SET TASK => Entries follow. Set all of them down as they stand.

[Stored records]
________________
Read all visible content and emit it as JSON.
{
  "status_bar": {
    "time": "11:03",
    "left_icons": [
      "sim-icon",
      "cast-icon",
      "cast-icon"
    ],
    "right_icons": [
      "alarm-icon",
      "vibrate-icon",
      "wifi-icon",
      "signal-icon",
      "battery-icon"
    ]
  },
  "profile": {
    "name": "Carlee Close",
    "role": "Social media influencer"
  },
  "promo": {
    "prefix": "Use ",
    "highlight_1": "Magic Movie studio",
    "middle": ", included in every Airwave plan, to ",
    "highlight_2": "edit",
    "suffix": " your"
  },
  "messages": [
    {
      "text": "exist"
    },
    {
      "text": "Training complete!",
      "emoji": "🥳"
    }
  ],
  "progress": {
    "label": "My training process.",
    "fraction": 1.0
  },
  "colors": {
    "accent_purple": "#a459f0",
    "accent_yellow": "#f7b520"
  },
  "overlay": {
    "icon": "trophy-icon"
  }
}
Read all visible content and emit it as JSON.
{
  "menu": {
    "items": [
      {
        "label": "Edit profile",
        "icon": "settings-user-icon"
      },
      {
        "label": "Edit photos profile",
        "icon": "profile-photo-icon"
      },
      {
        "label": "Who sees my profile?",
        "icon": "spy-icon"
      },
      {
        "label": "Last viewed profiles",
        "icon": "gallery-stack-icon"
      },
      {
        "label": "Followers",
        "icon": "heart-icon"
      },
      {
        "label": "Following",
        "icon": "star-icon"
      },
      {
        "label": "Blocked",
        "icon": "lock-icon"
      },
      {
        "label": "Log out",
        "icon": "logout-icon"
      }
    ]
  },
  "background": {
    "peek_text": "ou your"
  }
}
________________
ANSWER TO THIS EXERCISE =>
Read all visible content and emit it as JSON.
{
  "status_bar": {
    "time": "11:03",
    "left_icons": [
      "sim-icon",
      "cast-icon",
      "cast-icon"
    ],
    "right_icons": [
      "alarm-icon",
      "vibrate-icon",
      "wifi-icon",
      "signal-icon",
      "battery-icon"
    ]
  },
  "profile": {
    "name": "Carlee Close",
    "role": "Social media influencer"
  },
  "promo": {
    "prefix": "Use ",
    "highlight_1": "Magic Movie studio",
    "middle": ", included in every Airwave plan, to ",
    "highlight_2": "edit",
    "suffix": " your"
  },
  "messages": [
    {
      "text": "exist"
    },
    {
      "text": "Training complete!",
      "emoji": "🥳"
    }
  ],
  "progress": {
    "label": "My training process.",
    "fraction": 1.0
  },
  "colors": {
    "accent_purple": "#a459f0",
    "accent_yellow": "#f7b520"
  },
  "overlay": {
    "icon": "trophy-icon"
  }
}
Read all visible content and emit it as JSON.
{
  "menu": {
    "items": [
      {
        "label": "Edit profile",
        "icon": "settings-user-icon"
      },
      {
        "label": "Edit photos profile",
        "icon": "profile-photo-icon"
      },
      {
        "label": "Who sees my profile?",
        "icon": "spy-icon"
      },
      {
        "label": "Last viewed profiles",
        "icon": "gallery-stack-icon"
      },
      {
        "label": "Followers",
        "icon": "heart-icon"
      },
      {
        "label": "Following",
        "icon": "star-icon"
      },
      {
        "label": "Blocked",
        "icon": "lock-icon"
      },
      {
        "label": "Log out",
        "icon": "logout-icon"
      }
    ]
  },
  "background": {
    "peek_text": "ou your"
  }
}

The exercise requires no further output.